**PAGE EXTRACT**

The Applicants then made an application to the English High Court for an order for the disclosure of the documents specified in the LOR from the Banks. The application was not opposed by the Banks; they indicated that they either remained neutral or had no comments.

Although not a party to the application, Dr Al Jabri contested it on a number of grounds.

Decision

The High Court found in favour of the Applicants and ordered that the documents requested from the Banks be disclosed.

The key issues which may be of broader interest to financial institutions are set out below.

General principles relating to LORs

The High Court, in its analysis, highlighted the following key principles relating to LORs:

  • The court’s power to make an order pursuant to a LOR from a foreign court derives from sections 1 and 2 of the 1975 Act and CPR 34.17. It may make such an order only if satisfied that: (i) the application is made in pursuance of a request issued by and on behalf of the requesting court; and (ii) the evidence to which the application relates is to be obtained for the purposes of civil proceedings instituted before the requesting court.
  • While it is ordinarily a respondent witness who will be concerned to object to a LOR, a non-respondent party to the underlying civil proceedings before the requesting court has locus standi to apply to set aside an order obtained ex parte under the 1975 Act (as per Boeing Company v PPG Industries Inc [1988] 3 All E.R. 839).
  • English courts should, if they can properly do so, accede to LORs issued by foreign courts seeking evidence for use in foreign litigation. This is particularly important in the context of litigation arising out of fraud practised on an international scale (as per First American Corp v Zayed [1999] 1 WLR 1154).
  • The authorities show that the burden is on the applicant to establish that a document sought by way of evidence does in fact exist, and the jurisdiction of the English courts under the 1975 Act is to obtain documents by way of evidence for trial rather than for investigatory purposes; section 2(3) of the 1975 Act is aimed at preventing general pre-trial discovery or ‘train of enquiry’ disclosure. However, the authorities made it clear that a dual-purpose request does not necessarily mean that the request will be refused (as per In Re State of Norway’s Application [1987] 1 QB 433).
  • The question of relevance of evidence is generally one for the requesting court, as the court seised of the proceedings (as per Rio Tinto Zinc Corporation v Westinghouse Electric Corp. [1978] AC 547, Re Asbestos Insurance Coverage Cases [1985] 1 W.L.R. 331 and First American). If the requesting court has itself considered questions of relevance, then the English court should not embark upon a close examination of questions of relevance. However, English courts may conclude that the intended witness should not be required to give evidence on a particular topic if two conditions are satisfied: (a) the requesting court has plainly not considered the issue of relevance; (b) it is clear to the English court on a broad examination that the evidence is not relevant (as per Galas v Alere Inc [2018] EWHC 2366 (QB)).
  • In deciding what response to make to a LOR, the court should bear in mind the need to protect intended witnesses from an oppressive request. There is a balance to be struck, under section 2(4) of the 1975 Act, between the legitimate requirements of foreign courts and the burden those requirements may place on the intended witness (as per First American). If the court considers that the request is irrelevant, or fishing, or speculative, or oppressive, the court should refuse it (as per Senior v Holdsworth, ex-parte Independent Television News Ltd [1976] QB 23).

**STORED DATA**
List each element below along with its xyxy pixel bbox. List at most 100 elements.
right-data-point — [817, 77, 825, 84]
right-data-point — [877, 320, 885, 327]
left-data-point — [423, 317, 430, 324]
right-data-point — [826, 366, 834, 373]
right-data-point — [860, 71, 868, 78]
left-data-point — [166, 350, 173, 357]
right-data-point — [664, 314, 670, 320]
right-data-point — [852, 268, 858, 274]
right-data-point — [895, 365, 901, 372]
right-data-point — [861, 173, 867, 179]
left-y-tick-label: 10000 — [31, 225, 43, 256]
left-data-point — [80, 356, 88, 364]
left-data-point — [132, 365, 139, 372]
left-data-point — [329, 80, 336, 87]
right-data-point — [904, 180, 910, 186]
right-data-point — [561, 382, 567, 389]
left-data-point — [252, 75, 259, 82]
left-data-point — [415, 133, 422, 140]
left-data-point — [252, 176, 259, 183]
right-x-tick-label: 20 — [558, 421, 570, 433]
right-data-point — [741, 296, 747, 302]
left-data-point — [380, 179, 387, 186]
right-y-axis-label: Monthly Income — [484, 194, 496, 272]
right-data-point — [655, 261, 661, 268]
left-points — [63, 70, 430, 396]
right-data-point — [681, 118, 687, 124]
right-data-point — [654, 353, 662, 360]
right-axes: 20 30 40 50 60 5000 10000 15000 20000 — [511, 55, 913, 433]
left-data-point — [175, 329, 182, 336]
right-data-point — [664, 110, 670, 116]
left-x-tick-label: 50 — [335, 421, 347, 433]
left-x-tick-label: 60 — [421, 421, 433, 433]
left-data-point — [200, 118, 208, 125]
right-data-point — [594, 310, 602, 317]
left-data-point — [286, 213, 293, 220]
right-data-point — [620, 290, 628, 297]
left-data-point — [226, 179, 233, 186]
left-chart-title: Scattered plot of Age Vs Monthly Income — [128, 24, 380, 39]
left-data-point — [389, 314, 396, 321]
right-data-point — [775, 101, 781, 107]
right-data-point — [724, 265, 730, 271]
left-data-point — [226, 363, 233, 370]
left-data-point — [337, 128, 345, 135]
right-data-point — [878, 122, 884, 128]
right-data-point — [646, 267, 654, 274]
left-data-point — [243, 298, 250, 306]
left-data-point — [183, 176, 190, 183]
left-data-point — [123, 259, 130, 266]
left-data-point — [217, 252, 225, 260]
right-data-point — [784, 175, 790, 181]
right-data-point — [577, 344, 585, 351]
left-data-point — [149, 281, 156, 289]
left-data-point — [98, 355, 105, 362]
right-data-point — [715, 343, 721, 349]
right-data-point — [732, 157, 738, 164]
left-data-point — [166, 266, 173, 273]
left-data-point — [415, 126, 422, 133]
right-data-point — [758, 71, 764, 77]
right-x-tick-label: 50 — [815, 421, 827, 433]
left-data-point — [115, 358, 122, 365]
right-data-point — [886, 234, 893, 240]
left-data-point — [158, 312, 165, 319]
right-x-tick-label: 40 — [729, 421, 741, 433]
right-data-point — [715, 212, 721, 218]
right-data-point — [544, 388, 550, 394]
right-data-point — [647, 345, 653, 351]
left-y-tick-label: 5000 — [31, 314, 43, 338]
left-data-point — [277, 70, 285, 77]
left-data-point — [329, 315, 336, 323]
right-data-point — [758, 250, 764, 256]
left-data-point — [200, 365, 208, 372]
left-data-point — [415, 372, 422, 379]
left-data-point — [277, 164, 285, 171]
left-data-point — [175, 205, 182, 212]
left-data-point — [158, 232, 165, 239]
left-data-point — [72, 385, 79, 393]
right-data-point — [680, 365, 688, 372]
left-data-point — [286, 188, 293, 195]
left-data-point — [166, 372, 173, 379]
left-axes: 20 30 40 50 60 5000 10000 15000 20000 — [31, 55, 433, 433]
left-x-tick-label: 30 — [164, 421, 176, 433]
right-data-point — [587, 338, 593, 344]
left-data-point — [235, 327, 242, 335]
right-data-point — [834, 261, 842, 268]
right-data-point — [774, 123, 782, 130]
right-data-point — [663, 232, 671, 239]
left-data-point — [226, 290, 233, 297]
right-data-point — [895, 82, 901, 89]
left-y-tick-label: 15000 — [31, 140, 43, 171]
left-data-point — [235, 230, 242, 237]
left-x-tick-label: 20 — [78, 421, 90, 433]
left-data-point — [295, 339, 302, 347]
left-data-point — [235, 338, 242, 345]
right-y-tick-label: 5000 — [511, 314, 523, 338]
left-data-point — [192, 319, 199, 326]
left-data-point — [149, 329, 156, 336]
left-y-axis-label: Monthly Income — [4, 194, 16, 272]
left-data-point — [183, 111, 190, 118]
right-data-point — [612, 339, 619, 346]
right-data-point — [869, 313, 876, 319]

**GIVEN REQUEST A**
From the excerpt on letters of request, rewrite the passage between "The Applicants then" and "had no comments.", inclusive, substituting "lenders" for "Banks".
**GIVEN REQUEST B**
In the excerpt on letters of request, from which provisions does the court's power to make an order pursuant to a LOR from a foreign court derive?
This data comes from a source separate from the excerpt.

**RIGHT ANSWER A**
The Applicants then made an application to the English High Court for an order for the disclosure of the documents specified in the LOR from the lenders. The application was not opposed by the lenders; they indicated that they either remained neutral or had no comments.

**RIGHT ANSWER B**
Sections 1 and 2 of the 1975 Act and CPR 34.17.